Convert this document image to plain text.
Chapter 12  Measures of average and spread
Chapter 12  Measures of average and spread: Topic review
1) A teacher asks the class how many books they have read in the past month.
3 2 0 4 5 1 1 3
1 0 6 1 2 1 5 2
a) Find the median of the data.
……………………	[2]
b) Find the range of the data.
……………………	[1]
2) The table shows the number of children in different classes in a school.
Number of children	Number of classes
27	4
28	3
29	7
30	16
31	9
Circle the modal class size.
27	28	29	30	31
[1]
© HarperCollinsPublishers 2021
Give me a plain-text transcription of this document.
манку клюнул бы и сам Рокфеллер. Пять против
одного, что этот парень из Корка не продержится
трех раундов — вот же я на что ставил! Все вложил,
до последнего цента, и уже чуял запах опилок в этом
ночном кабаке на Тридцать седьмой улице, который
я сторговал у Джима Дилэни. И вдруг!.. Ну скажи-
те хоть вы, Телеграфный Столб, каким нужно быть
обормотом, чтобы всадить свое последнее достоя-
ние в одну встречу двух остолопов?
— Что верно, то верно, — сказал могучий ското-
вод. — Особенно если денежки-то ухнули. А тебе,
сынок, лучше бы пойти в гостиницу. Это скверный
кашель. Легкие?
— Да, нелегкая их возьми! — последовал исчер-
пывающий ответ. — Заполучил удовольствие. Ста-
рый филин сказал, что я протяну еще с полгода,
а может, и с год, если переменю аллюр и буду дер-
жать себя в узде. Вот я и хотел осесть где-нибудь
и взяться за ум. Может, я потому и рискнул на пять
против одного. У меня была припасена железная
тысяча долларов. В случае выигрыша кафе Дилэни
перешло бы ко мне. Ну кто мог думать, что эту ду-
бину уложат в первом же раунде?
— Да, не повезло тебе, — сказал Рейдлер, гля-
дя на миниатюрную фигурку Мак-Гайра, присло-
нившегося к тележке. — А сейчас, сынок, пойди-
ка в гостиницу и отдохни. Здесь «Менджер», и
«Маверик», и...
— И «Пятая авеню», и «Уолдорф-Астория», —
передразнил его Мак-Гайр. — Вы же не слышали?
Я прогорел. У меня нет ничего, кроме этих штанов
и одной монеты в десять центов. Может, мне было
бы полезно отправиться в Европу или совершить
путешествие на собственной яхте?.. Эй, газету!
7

**WORK INSTRUCTIONS**
Locate all lines in the listing above with the word "children" and copy them.

**FINAL RESULT**
2) The table shows the number of children in different classes in a school.
Number of children	Number of classes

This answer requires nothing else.